■ **GIVEN RECORDS**:

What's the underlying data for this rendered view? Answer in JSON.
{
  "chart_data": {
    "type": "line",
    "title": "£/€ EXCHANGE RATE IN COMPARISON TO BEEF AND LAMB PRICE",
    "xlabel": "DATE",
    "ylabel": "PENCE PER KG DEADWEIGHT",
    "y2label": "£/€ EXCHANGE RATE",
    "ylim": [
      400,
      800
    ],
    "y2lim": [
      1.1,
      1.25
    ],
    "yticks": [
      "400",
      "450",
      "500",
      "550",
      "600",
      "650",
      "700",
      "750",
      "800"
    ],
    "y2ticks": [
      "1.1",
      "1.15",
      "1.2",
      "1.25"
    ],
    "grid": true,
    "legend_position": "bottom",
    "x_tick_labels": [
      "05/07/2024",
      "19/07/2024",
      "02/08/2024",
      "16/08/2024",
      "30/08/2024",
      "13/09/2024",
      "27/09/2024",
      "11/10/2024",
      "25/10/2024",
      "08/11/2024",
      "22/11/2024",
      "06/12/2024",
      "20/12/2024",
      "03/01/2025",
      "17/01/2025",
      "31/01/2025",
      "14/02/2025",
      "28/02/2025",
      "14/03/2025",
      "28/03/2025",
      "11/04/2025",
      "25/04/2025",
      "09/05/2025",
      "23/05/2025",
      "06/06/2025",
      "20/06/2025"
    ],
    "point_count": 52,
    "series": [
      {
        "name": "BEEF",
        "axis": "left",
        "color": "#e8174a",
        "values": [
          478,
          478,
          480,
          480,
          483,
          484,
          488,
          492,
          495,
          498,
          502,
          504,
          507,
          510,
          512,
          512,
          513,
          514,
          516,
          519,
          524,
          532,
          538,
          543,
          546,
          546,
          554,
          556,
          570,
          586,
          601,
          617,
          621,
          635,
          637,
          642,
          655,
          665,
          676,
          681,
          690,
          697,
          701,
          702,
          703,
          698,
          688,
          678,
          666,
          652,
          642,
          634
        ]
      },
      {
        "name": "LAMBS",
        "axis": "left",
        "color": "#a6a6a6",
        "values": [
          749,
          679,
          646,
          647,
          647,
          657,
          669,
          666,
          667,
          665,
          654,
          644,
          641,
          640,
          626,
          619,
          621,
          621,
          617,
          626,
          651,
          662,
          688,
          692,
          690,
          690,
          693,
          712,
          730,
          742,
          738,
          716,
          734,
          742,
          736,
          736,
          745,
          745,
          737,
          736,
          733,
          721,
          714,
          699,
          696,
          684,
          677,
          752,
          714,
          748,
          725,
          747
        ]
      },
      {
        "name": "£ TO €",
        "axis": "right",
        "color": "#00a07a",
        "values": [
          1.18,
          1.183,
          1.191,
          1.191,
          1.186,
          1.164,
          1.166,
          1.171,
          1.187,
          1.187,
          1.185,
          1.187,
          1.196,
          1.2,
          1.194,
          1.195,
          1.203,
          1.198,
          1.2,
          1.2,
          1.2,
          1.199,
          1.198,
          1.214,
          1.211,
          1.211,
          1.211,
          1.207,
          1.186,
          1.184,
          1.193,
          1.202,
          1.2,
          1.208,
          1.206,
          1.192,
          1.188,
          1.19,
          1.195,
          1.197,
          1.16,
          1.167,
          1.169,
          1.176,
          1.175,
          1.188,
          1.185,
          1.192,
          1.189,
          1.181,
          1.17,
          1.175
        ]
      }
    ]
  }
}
==
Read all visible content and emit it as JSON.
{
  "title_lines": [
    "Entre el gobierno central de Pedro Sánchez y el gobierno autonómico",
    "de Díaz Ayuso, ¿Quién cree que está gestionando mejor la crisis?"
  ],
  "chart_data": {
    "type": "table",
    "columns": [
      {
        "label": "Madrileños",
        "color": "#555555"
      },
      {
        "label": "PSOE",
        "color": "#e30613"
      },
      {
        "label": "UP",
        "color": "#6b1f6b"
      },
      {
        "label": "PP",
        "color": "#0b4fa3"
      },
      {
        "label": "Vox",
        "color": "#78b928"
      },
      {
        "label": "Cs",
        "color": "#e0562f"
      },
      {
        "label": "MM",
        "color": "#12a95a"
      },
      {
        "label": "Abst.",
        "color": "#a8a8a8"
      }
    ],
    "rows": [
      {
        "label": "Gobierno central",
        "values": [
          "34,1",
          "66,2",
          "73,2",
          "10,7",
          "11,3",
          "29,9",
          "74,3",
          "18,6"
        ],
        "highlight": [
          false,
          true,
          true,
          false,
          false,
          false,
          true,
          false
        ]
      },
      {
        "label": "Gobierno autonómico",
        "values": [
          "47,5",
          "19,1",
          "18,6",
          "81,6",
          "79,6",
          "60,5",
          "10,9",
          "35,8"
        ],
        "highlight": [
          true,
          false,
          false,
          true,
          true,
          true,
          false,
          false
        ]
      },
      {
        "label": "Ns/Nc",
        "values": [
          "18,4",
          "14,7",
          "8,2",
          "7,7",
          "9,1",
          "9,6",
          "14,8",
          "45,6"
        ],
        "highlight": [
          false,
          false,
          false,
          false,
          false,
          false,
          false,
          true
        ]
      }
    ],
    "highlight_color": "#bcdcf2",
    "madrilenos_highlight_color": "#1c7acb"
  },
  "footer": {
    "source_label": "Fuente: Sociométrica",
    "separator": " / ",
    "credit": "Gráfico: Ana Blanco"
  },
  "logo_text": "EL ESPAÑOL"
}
--
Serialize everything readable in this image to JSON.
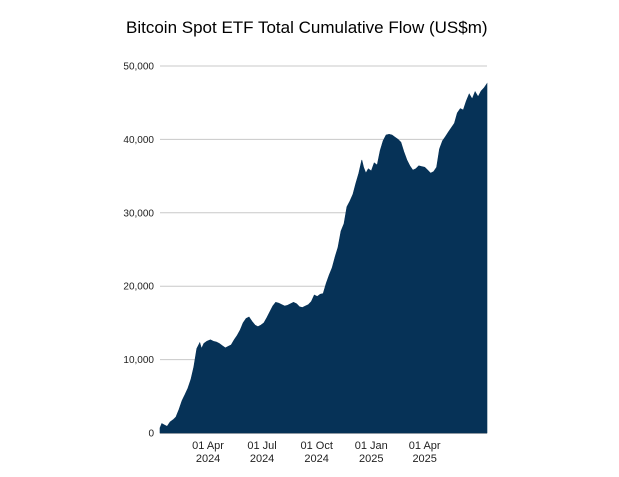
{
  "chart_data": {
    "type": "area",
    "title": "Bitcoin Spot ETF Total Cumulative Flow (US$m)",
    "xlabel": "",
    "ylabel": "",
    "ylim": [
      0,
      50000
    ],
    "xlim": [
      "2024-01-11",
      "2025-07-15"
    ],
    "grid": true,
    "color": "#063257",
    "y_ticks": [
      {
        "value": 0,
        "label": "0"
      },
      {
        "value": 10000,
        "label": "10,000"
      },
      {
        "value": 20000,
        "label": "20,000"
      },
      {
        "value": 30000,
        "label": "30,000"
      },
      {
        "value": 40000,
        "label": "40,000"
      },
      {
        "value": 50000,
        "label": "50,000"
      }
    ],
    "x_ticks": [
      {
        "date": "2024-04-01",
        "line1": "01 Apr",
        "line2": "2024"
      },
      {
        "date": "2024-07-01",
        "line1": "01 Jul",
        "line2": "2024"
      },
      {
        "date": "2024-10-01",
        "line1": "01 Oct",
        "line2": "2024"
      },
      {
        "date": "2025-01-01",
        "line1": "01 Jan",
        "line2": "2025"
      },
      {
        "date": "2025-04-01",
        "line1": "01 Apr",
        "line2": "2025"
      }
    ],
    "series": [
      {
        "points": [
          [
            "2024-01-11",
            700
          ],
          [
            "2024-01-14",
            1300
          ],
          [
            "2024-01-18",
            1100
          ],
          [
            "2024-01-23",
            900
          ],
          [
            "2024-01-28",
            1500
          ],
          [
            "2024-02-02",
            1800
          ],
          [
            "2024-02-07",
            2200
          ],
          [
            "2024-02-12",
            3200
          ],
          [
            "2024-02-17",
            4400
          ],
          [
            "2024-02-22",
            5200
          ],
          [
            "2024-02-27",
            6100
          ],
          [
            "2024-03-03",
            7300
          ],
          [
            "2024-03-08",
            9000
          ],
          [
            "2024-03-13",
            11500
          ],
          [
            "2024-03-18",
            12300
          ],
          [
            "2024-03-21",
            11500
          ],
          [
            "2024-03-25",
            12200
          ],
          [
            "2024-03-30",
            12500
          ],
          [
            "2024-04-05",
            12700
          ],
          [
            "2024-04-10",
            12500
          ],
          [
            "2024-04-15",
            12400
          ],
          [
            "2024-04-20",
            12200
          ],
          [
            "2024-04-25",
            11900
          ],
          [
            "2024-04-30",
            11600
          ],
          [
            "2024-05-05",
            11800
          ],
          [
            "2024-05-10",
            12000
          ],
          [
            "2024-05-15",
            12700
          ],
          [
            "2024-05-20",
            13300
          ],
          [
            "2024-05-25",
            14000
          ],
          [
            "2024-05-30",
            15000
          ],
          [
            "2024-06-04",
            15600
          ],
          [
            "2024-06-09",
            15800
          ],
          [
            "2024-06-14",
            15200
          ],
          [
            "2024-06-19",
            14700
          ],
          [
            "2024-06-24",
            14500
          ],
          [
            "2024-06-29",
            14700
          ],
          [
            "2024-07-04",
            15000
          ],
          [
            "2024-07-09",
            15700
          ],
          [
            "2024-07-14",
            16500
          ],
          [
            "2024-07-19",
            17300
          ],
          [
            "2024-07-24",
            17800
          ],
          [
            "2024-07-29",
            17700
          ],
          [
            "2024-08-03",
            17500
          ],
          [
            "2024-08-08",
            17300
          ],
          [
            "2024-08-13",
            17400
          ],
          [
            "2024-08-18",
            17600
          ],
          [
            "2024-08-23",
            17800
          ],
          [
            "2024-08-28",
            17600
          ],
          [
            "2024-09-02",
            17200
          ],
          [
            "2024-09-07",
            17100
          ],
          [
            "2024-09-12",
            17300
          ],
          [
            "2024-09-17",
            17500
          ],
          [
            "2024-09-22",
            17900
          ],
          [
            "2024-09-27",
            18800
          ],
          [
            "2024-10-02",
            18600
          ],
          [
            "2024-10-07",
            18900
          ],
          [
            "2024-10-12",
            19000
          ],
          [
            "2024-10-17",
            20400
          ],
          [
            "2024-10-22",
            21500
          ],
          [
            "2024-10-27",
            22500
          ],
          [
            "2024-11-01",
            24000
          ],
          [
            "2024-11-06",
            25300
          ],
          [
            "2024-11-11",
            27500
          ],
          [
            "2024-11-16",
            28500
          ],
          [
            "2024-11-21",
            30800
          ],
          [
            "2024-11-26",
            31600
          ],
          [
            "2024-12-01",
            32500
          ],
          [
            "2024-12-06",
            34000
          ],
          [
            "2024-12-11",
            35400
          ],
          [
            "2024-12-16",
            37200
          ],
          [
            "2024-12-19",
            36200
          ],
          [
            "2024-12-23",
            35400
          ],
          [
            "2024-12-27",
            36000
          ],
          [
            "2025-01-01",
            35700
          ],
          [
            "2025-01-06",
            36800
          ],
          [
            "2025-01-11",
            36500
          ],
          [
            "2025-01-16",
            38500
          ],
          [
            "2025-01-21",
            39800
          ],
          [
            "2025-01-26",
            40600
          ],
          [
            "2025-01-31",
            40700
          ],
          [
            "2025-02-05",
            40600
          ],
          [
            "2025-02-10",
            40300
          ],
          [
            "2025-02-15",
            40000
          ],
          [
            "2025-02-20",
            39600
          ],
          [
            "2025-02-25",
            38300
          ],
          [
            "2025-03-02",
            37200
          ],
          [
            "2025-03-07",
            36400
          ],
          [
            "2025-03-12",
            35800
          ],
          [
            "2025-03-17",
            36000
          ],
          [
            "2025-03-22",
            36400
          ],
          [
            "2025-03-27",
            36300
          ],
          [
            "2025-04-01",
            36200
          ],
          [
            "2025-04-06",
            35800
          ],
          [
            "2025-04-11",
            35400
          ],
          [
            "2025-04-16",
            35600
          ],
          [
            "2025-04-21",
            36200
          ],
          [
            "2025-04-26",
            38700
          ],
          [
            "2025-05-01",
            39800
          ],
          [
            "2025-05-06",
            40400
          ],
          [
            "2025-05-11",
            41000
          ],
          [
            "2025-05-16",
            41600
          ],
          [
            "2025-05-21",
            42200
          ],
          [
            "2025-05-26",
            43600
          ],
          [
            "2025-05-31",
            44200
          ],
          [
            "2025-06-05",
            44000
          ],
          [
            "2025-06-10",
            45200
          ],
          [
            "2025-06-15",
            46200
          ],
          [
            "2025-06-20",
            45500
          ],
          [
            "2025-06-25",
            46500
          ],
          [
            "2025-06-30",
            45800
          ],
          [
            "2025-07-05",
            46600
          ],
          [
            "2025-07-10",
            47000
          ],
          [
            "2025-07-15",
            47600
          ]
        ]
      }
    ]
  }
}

■ **WRITTEN EXERCISE**: Only lines with the string "ylabel" belong in your answer; copy each one.

■ **ANSWER BELOW**:
    "ylabel": "PENCE PER KG DEADWEIGHT",
    "ylabel": "",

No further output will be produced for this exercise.